Filter the data for lines with the word "battery", then copy every line so identified.
═══ Information provided
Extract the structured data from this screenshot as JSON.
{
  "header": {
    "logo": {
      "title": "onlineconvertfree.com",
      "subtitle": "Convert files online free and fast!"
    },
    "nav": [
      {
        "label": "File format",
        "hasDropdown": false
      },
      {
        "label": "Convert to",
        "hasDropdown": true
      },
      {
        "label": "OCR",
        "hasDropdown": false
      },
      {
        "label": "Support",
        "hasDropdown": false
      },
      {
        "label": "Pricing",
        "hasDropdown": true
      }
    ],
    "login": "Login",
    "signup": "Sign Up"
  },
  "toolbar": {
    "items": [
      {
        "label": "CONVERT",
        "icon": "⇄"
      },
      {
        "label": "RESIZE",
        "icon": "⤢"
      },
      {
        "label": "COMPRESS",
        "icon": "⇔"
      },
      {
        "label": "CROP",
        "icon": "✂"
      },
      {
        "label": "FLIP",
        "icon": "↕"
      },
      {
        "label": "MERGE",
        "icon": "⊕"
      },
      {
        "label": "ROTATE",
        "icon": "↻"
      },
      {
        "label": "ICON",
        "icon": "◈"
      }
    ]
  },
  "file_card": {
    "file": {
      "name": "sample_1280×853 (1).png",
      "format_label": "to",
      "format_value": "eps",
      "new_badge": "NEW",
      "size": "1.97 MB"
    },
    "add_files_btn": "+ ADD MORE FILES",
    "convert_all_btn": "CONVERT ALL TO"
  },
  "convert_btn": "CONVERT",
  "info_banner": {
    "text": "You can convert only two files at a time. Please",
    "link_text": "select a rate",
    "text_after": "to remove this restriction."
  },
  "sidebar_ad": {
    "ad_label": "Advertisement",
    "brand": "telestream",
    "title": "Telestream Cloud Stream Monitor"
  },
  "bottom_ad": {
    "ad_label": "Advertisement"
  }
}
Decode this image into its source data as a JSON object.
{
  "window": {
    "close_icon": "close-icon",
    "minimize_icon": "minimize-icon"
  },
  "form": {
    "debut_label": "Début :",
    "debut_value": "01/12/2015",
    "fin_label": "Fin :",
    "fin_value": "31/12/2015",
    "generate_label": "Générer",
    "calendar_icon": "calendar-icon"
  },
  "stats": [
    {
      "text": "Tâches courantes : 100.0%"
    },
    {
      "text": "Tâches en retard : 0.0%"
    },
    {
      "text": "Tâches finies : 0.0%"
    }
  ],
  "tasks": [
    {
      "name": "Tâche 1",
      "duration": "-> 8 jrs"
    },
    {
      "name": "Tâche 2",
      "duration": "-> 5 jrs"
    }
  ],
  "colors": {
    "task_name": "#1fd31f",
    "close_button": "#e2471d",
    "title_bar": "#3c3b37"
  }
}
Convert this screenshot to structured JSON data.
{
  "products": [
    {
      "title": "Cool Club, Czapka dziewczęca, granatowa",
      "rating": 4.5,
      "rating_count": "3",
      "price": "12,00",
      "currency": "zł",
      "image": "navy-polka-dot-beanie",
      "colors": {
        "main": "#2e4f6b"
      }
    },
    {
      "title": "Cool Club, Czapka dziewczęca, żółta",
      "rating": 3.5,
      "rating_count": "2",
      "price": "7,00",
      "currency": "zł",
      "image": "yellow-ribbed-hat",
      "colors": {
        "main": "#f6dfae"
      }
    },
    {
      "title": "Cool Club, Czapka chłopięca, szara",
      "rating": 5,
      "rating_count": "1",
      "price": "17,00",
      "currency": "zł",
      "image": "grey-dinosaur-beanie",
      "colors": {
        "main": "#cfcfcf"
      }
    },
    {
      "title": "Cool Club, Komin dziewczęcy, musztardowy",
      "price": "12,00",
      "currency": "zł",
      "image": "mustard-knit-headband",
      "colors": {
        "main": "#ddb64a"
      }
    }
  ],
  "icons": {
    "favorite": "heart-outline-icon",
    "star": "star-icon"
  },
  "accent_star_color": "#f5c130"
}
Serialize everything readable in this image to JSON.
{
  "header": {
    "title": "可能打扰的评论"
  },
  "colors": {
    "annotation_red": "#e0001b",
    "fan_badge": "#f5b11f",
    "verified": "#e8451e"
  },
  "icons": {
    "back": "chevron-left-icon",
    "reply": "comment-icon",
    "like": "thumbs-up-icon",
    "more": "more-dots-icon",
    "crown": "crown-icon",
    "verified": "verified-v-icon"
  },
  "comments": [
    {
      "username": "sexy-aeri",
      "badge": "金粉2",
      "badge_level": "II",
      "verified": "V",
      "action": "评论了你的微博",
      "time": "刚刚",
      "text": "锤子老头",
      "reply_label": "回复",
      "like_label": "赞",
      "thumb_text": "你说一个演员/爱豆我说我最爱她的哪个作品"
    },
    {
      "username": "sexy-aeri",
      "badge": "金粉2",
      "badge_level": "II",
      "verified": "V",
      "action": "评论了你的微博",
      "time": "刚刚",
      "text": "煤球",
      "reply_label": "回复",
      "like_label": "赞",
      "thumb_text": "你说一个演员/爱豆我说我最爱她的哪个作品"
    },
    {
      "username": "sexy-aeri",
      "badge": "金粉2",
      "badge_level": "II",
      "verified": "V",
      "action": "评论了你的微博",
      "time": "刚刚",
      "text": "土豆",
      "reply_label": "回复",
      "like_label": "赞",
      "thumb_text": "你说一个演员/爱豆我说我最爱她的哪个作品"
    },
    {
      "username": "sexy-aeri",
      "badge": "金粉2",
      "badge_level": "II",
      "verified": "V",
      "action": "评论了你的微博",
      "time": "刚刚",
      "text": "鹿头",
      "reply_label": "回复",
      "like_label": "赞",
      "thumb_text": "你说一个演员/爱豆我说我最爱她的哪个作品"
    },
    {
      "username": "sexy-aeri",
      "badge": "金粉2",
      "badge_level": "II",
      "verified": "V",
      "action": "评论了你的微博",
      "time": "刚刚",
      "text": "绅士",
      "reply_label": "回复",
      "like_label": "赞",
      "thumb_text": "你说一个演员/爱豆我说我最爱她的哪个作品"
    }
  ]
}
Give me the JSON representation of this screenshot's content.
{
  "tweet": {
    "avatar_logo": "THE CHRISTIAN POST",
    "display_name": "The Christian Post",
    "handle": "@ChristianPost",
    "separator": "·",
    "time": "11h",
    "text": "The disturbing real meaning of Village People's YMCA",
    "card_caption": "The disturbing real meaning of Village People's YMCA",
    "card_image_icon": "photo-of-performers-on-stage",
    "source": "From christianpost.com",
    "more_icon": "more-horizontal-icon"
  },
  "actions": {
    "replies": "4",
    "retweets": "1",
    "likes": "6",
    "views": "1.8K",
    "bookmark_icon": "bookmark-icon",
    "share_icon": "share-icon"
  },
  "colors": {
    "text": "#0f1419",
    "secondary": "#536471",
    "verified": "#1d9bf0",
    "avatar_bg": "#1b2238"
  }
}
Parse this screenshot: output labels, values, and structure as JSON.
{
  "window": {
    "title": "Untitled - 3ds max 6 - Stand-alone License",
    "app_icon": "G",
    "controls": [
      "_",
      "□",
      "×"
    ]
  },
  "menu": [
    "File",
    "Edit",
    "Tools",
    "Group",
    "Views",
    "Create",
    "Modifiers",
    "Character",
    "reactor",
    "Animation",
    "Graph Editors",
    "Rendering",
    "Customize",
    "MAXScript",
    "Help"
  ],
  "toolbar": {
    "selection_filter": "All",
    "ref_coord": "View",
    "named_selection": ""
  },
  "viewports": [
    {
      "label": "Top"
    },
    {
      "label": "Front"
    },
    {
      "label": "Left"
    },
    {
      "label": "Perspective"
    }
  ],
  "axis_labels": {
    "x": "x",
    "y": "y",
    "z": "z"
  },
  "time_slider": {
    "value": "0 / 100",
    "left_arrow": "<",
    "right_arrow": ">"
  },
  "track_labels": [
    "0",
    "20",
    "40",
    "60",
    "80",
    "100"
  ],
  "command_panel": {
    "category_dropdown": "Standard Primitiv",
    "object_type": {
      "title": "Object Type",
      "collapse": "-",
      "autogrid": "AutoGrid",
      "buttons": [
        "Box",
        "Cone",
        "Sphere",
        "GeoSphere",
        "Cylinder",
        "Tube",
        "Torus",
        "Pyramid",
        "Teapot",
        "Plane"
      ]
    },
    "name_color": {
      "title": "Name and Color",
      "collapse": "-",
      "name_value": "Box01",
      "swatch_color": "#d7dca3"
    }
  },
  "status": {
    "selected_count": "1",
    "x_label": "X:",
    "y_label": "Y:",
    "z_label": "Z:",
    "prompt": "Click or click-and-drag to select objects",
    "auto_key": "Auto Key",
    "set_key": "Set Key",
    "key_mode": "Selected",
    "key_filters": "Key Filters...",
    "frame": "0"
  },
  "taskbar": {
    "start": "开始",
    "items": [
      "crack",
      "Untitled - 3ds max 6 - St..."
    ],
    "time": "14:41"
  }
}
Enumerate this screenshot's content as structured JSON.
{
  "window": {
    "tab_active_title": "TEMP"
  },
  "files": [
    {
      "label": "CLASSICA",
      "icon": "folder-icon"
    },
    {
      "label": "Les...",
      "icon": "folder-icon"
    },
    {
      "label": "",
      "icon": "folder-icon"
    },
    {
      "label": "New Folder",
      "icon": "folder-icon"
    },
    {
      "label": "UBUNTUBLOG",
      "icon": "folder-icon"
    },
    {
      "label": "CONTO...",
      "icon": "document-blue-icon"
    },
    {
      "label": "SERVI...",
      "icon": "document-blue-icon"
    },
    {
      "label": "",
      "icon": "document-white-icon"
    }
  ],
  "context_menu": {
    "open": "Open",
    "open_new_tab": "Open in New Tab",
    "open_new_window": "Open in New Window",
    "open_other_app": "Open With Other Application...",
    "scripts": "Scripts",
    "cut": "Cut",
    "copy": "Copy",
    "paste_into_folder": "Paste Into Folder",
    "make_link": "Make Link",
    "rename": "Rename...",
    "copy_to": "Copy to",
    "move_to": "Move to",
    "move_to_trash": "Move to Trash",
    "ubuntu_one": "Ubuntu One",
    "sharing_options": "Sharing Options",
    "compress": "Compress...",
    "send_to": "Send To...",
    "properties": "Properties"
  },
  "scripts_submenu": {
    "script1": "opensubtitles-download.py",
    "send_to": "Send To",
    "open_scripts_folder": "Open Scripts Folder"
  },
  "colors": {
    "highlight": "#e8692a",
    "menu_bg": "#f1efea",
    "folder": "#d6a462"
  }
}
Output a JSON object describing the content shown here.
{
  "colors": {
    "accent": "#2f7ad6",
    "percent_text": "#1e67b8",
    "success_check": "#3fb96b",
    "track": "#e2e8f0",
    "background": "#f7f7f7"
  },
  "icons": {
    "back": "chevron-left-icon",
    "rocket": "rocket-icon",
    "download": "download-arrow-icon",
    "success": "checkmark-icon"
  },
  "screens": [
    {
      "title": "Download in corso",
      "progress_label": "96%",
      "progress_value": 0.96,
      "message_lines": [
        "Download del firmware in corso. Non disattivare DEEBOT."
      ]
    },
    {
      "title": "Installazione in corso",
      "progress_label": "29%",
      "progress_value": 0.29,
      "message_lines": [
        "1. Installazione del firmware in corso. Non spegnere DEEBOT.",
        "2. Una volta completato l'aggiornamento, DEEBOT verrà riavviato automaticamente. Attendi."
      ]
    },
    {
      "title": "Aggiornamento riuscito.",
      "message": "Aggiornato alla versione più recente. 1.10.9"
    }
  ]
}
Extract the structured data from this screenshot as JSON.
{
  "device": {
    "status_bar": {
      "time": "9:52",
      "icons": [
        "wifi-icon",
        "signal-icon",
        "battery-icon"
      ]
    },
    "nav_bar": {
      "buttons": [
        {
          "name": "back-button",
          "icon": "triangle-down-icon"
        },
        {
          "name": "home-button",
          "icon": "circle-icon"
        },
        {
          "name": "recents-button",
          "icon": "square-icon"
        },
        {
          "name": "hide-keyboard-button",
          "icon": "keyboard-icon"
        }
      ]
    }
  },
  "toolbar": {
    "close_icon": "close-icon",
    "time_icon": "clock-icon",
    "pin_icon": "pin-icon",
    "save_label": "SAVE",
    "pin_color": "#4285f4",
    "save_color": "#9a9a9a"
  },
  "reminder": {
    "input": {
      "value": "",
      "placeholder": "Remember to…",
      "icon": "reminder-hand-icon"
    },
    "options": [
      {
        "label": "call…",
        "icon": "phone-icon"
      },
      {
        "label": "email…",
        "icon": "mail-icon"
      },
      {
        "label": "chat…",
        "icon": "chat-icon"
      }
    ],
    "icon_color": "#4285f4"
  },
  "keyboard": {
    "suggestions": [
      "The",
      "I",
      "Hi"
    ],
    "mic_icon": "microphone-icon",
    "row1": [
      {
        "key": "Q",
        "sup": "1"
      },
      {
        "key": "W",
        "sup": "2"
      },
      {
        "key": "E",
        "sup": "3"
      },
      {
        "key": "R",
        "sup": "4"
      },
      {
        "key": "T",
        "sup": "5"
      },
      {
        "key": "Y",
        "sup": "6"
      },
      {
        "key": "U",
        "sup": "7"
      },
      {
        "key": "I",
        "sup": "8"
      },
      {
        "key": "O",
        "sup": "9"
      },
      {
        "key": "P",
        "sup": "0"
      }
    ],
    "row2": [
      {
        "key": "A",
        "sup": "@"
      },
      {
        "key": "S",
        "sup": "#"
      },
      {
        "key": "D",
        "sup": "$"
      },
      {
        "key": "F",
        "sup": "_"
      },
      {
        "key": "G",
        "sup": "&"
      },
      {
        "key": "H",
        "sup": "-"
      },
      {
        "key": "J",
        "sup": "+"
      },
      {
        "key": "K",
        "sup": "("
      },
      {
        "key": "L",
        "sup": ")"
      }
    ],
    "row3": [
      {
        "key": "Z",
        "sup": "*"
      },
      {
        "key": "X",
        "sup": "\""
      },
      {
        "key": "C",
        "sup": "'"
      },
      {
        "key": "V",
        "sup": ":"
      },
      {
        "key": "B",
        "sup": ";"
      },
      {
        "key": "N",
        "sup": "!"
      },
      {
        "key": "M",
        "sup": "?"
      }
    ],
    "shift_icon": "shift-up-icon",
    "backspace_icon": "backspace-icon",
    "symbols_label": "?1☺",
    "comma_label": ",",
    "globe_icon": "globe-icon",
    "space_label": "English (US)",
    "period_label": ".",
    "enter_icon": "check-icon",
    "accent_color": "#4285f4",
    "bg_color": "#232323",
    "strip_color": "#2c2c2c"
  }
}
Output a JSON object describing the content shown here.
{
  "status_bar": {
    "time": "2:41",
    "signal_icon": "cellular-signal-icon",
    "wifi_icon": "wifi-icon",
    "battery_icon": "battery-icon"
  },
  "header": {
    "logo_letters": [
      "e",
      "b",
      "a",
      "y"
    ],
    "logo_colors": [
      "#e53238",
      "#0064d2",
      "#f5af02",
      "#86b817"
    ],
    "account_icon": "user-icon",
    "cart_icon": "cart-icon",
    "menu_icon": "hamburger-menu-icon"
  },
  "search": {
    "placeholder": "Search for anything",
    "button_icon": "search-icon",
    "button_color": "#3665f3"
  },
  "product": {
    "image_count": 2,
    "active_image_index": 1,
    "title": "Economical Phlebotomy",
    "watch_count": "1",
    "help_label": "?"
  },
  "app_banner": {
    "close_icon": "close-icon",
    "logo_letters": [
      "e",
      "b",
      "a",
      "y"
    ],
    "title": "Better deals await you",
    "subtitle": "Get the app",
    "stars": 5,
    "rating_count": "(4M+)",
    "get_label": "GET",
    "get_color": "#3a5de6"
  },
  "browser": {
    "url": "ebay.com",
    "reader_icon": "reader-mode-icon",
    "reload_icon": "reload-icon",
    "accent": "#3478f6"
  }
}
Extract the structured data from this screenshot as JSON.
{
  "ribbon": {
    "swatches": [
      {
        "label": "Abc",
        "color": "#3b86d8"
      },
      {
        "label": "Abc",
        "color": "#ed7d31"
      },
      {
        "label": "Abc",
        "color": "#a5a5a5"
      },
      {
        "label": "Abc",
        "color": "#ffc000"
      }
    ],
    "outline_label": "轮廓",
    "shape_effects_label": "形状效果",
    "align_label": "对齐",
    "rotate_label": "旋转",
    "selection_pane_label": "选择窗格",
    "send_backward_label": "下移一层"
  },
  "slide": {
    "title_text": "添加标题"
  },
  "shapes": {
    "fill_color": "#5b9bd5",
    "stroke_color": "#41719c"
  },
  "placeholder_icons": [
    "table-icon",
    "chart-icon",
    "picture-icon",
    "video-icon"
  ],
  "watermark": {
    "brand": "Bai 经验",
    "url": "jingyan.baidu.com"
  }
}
══════
## Solution
        "battery-icon"
    "battery_icon": "battery-icon"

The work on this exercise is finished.